* [Stored dataset items]
————

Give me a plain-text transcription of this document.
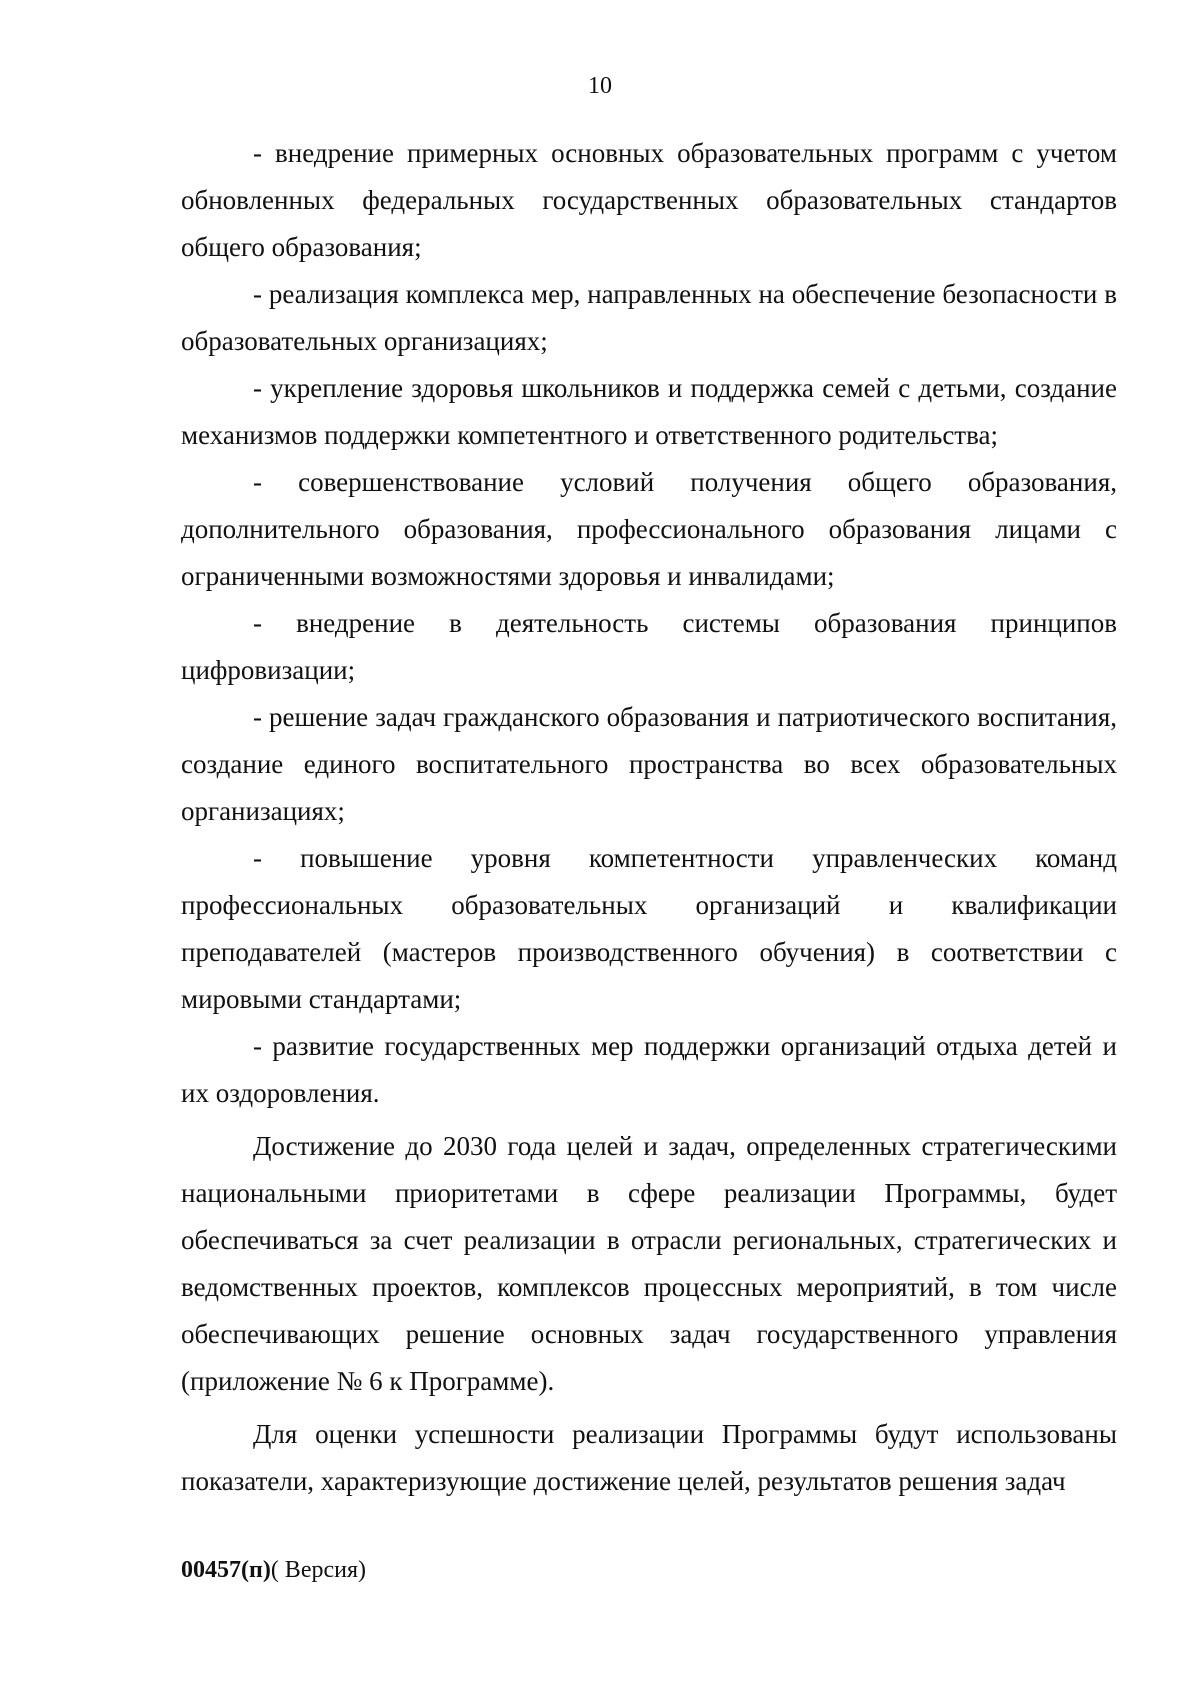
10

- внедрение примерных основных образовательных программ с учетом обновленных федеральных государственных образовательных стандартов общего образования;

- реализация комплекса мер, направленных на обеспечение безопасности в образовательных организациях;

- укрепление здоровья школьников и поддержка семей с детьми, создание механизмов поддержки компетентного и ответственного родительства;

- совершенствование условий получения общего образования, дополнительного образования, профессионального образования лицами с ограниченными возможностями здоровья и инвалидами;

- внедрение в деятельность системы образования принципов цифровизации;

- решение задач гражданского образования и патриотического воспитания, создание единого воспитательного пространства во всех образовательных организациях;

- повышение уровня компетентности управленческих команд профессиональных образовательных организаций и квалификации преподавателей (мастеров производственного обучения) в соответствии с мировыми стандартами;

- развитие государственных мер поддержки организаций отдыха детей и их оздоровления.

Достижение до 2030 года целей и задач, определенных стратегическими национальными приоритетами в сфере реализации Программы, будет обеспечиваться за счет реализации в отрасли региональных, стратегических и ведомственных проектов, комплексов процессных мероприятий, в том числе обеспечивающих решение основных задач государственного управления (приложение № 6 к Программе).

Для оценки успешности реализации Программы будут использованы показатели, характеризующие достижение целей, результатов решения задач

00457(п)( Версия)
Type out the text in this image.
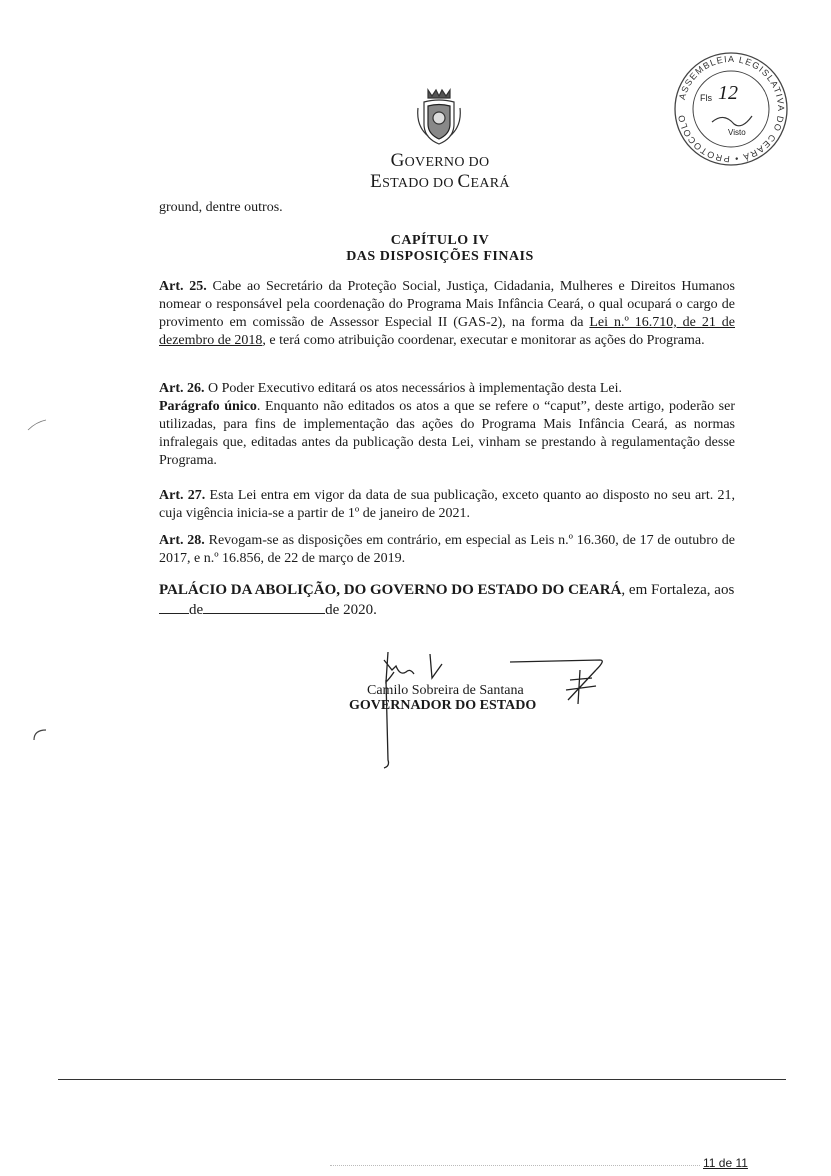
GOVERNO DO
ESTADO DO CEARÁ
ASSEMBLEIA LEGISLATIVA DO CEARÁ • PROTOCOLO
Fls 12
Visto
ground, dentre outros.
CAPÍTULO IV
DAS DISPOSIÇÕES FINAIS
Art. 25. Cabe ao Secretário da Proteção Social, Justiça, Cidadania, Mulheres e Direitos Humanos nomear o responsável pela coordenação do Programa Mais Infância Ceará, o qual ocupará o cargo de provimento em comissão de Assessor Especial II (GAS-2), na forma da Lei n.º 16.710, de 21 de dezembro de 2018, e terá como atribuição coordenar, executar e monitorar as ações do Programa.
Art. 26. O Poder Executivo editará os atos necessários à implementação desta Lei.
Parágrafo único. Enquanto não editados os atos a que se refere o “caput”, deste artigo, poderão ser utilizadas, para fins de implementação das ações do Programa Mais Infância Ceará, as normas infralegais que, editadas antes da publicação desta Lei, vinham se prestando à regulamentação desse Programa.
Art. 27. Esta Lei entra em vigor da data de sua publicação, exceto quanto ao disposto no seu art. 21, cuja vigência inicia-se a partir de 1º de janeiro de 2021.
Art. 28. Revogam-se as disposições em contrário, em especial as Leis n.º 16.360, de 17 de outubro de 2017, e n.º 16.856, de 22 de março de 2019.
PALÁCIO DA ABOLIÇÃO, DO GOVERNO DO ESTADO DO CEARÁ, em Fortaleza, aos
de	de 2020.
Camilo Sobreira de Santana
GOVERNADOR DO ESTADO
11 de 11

————

* [Problem] Using the listing above, return all lines where the word "организаций" occurs.

* [Solution to this exercise]
- повышение уровня компетентности управленческих команд профессиональных образовательных организаций и квалификации преподавателей (мастеров производственного обучения) в соответствии с мировыми стандартами;
- развитие государственных мер поддержки организаций отдыха детей и их оздоровления.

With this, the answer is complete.